Exercise materials >>
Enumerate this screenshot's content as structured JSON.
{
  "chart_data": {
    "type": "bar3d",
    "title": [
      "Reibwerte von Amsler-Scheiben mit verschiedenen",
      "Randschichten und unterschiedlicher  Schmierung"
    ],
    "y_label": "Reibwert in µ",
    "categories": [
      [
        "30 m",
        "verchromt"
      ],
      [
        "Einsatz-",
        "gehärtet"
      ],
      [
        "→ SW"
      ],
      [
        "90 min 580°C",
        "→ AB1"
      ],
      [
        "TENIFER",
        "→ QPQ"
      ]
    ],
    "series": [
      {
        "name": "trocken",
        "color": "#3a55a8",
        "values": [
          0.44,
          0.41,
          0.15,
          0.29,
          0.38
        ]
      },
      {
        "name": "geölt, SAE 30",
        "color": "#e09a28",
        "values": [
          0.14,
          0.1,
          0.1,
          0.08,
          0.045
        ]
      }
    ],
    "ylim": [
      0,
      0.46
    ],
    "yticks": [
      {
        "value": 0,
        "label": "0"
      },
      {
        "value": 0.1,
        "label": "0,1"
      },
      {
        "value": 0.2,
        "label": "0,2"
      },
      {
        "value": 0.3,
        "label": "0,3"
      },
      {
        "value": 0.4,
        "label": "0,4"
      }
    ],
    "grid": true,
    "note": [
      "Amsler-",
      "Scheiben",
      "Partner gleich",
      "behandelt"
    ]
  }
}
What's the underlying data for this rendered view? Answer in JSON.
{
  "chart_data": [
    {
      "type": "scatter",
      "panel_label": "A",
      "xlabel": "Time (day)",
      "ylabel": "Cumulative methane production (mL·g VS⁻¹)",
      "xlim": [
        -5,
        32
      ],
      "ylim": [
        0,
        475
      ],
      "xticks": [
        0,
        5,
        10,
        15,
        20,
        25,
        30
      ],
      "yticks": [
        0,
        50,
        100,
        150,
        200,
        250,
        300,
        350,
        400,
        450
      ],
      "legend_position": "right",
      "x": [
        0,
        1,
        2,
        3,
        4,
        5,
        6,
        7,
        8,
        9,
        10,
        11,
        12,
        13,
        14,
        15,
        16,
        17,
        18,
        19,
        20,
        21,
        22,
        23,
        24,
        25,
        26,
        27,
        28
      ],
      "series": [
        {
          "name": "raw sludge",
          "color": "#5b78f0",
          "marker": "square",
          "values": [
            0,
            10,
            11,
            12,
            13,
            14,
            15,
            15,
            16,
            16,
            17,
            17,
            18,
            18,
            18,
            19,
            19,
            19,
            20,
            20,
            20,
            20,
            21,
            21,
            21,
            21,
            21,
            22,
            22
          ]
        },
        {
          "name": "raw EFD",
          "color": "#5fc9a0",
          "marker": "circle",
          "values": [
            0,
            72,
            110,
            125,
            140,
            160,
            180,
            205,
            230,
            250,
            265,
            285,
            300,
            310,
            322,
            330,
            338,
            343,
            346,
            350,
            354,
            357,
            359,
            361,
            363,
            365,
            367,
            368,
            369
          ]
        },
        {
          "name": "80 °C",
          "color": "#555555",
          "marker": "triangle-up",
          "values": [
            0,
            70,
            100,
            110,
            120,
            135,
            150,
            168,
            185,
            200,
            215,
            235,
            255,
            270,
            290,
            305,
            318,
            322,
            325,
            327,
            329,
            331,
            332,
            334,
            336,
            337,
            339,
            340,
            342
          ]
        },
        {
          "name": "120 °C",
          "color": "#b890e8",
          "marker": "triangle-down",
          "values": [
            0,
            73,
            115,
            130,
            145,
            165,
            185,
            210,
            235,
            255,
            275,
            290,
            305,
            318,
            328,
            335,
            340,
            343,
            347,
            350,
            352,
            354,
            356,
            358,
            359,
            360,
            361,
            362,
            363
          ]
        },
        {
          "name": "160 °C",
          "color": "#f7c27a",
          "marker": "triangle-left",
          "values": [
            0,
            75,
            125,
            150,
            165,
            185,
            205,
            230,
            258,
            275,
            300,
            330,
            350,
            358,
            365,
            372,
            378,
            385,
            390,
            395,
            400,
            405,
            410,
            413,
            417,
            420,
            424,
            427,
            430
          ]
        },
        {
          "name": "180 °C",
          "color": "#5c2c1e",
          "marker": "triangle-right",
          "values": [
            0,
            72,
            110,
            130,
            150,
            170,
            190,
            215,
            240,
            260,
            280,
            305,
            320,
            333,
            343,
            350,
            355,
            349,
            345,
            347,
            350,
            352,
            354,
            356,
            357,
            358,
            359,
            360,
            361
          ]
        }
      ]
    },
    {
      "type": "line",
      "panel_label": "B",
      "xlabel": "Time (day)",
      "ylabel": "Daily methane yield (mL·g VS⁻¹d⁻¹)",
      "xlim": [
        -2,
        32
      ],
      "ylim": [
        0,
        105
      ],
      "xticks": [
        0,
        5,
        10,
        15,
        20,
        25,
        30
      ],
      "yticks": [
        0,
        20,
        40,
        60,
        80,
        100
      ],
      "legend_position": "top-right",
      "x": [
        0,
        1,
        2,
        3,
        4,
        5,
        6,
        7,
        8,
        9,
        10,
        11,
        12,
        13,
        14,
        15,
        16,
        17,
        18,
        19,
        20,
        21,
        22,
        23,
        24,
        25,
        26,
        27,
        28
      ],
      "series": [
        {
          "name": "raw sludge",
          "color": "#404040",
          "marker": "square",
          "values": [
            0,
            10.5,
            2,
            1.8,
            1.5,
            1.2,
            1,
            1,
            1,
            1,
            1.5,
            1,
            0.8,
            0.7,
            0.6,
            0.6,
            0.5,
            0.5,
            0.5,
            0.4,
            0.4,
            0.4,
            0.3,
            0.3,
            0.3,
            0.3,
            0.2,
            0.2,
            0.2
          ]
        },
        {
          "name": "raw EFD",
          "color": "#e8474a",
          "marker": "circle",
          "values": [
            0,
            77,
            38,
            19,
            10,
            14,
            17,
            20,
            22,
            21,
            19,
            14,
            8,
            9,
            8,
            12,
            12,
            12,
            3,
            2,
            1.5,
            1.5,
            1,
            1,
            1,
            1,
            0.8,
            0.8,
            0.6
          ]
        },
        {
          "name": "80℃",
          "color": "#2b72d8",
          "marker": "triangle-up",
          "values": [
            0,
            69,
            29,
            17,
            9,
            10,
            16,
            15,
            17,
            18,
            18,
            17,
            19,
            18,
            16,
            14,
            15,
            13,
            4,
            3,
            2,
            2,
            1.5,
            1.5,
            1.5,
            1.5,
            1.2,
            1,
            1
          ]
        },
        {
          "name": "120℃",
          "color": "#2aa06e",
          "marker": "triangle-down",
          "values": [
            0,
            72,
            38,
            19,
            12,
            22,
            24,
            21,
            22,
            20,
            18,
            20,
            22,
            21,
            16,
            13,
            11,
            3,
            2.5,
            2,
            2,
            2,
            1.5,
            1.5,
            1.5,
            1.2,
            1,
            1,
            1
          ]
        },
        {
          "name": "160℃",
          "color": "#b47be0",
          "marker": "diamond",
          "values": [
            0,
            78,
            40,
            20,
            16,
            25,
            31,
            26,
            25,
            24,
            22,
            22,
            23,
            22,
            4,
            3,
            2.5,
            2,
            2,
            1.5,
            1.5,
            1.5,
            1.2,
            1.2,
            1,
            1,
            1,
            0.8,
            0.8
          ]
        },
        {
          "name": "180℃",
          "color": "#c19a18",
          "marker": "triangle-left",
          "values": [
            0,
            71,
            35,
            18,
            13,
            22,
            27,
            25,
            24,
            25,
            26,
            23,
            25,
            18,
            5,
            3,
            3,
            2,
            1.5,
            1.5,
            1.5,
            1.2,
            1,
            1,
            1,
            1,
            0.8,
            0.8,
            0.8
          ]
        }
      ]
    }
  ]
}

Your goal >> Your task is to repeat the data exactly, with nothing left out.

Result >>
Enumerate this screenshot's content as structured JSON.
{
  "chart_data": {
    "type": "bar3d",
    "title": [
      "Reibwerte von Amsler-Scheiben mit verschiedenen",
      "Randschichten und unterschiedlicher  Schmierung"
    ],
    "y_label": "Reibwert in µ",
    "categories": [
      [
        "30 m",
        "verchromt"
      ],
      [
        "Einsatz-",
        "gehärtet"
      ],
      [
        "→ SW"
      ],
      [
        "90 min 580°C",
        "→ AB1"
      ],
      [
        "TENIFER",
        "→ QPQ"
      ]
    ],
    "series": [
      {
        "name": "trocken",
        "color": "#3a55a8",
        "values": [
          0.44,
          0.41,
          0.15,
          0.29,
          0.38
        ]
      },
      {
        "name": "geölt, SAE 30",
        "color": "#e09a28",
        "values": [
          0.14,
          0.1,
          0.1,
          0.08,
          0.045
        ]
      }
    ],
    "ylim": [
      0,
      0.46
    ],
    "yticks": [
      {
        "value": 0,
        "label": "0"
      },
      {
        "value": 0.1,
        "label": "0,1"
      },
      {
        "value": 0.2,
        "label": "0,2"
      },
      {
        "value": 0.3,
        "label": "0,3"
      },
      {
        "value": 0.4,
        "label": "0,4"
      }
    ],
    "grid": true,
    "note": [
      "Amsler-",
      "Scheiben",
      "Partner gleich",
      "behandelt"
    ]
  }
}
What's the underlying data for this rendered view? Answer in JSON.
{
  "chart_data": [
    {
      "type": "scatter",
      "panel_label": "A",
      "xlabel": "Time (day)",
      "ylabel": "Cumulative methane production (mL·g VS⁻¹)",
      "xlim": [
        -5,
        32
      ],
      "ylim": [
        0,
        475
      ],
      "xticks": [
        0,
        5,
        10,
        15,
        20,
        25,
        30
      ],
      "yticks": [
        0,
        50,
        100,
        150,
        200,
        250,
        300,
        350,
        400,
        450
      ],
      "legend_position": "right",
      "x": [
        0,
        1,
        2,
        3,
        4,
        5,
        6,
        7,
        8,
        9,
        10,
        11,
        12,
        13,
        14,
        15,
        16,
        17,
        18,
        19,
        20,
        21,
        22,
        23,
        24,
        25,
        26,
        27,
        28
      ],
      "series": [
        {
          "name": "raw sludge",
          "color": "#5b78f0",
          "marker": "square",
          "values": [
            0,
            10,
            11,
            12,
            13,
            14,
            15,
            15,
            16,
            16,
            17,
            17,
            18,
            18,
            18,
            19,
            19,
            19,
            20,
            20,
            20,
            20,
            21,
            21,
            21,
            21,
            21,
            22,
            22
          ]
        },
        {
          "name": "raw EFD",
          "color": "#5fc9a0",
          "marker": "circle",
          "values": [
            0,
            72,
            110,
            125,
            140,
            160,
            180,
            205,
            230,
            250,
            265,
            285,
            300,
            310,
            322,
            330,
            338,
            343,
            346,
            350,
            354,
            357,
            359,
            361,
            363,
            365,
            367,
            368,
            369
          ]
        },
        {
          "name": "80 °C",
          "color": "#555555",
          "marker": "triangle-up",
          "values": [
            0,
            70,
            100,
            110,
            120,
            135,
            150,
            168,
            185,
            200,
            215,
            235,
            255,
            270,
            290,
            305,
            318,
            322,
            325,
            327,
            329,
            331,
            332,
            334,
            336,
            337,
            339,
            340,
            342
          ]
        },
        {
          "name": "120 °C",
          "color": "#b890e8",
          "marker": "triangle-down",
          "values": [
            0,
            73,
            115,
            130,
            145,
            165,
            185,
            210,
            235,
            255,
            275,
            290,
            305,
            318,
            328,
            335,
            340,
            343,
            347,
            350,
            352,
            354,
            356,
            358,
            359,
            360,
            361,
            362,
            363
          ]
        },
        {
          "name": "160 °C",
          "color": "#f7c27a",
          "marker": "triangle-left",
          "values": [
            0,
            75,
            125,
            150,
            165,
            185,
            205,
            230,
            258,
            275,
            300,
            330,
            350,
            358,
            365,
            372,
            378,
            385,
            390,
            395,
            400,
            405,
            410,
            413,
            417,
            420,
            424,
            427,
            430
          ]
        },
        {
          "name": "180 °C",
          "color": "#5c2c1e",
          "marker": "triangle-right",
          "values": [
            0,
            72,
            110,
            130,
            150,
            170,
            190,
            215,
            240,
            260,
            280,
            305,
            320,
            333,
            343,
            350,
            355,
            349,
            345,
            347,
            350,
            352,
            354,
            356,
            357,
            358,
            359,
            360,
            361
          ]
        }
      ]
    },
    {
      "type": "line",
      "panel_label": "B",
      "xlabel": "Time (day)",
      "ylabel": "Daily methane yield (mL·g VS⁻¹d⁻¹)",
      "xlim": [
        -2,
        32
      ],
      "ylim": [
        0,
        105
      ],
      "xticks": [
        0,
        5,
        10,
        15,
        20,
        25,
        30
      ],
      "yticks": [
        0,
        20,
        40,
        60,
        80,
        100
      ],
      "legend_position": "top-right",
      "x": [
        0,
        1,
        2,
        3,
        4,
        5,
        6,
        7,
        8,
        9,
        10,
        11,
        12,
        13,
        14,
        15,
        16,
        17,
        18,
        19,
        20,
        21,
        22,
        23,
        24,
        25,
        26,
        27,
        28
      ],
      "series": [
        {
          "name": "raw sludge",
          "color": "#404040",
          "marker": "square",
          "values": [
            0,
            10.5,
            2,
            1.8,
            1.5,
            1.2,
            1,
            1,
            1,
            1,
            1.5,
            1,
            0.8,
            0.7,
            0.6,
            0.6,
            0.5,
            0.5,
            0.5,
            0.4,
            0.4,
            0.4,
            0.3,
            0.3,
            0.3,
            0.3,
            0.2,
            0.2,
            0.2
          ]
        },
        {
          "name": "raw EFD",
          "color": "#e8474a",
          "marker": "circle",
          "values": [
            0,
            77,
            38,
            19,
            10,
            14,
            17,
            20,
            22,
            21,
            19,
            14,
            8,
            9,
            8,
            12,
            12,
            12,
            3,
            2,
            1.5,
            1.5,
            1,
            1,
            1,
            1,
            0.8,
            0.8,
            0.6
          ]
        },
        {
          "name": "80℃",
          "color": "#2b72d8",
          "marker": "triangle-up",
          "values": [
            0,
            69,
            29,
            17,
            9,
            10,
            16,
            15,
            17,
            18,
            18,
            17,
            19,
            18,
            16,
            14,
            15,
            13,
            4,
            3,
            2,
            2,
            1.5,
            1.5,
            1.5,
            1.5,
            1.2,
            1,
            1
          ]
        },
        {
          "name": "120℃",
          "color": "#2aa06e",
          "marker": "triangle-down",
          "values": [
            0,
            72,
            38,
            19,
            12,
            22,
            24,
            21,
            22,
            20,
            18,
            20,
            22,
            21,
            16,
            13,
            11,
            3,
            2.5,
            2,
            2,
            2,
            1.5,
            1.5,
            1.5,
            1.2,
            1,
            1,
            1
          ]
        },
        {
          "name": "160℃",
          "color": "#b47be0",
          "marker": "diamond",
          "values": [
            0,
            78,
            40,
            20,
            16,
            25,
            31,
            26,
            25,
            24,
            22,
            22,
            23,
            22,
            4,
            3,
            2.5,
            2,
            2,
            1.5,
            1.5,
            1.5,
            1.2,
            1.2,
            1,
            1,
            1,
            0.8,
            0.8
          ]
        },
        {
          "name": "180℃",
          "color": "#c19a18",
          "marker": "triangle-left",
          "values": [
            0,
            71,
            35,
            18,
            13,
            22,
            27,
            25,
            24,
            25,
            26,
            23,
            25,
            18,
            5,
            3,
            3,
            2,
            1.5,
            1.5,
            1.5,
            1.2,
            1,
            1,
            1,
            1,
            0.8,
            0.8,
            0.8
          ]
        }
      ]
    }
  ]
}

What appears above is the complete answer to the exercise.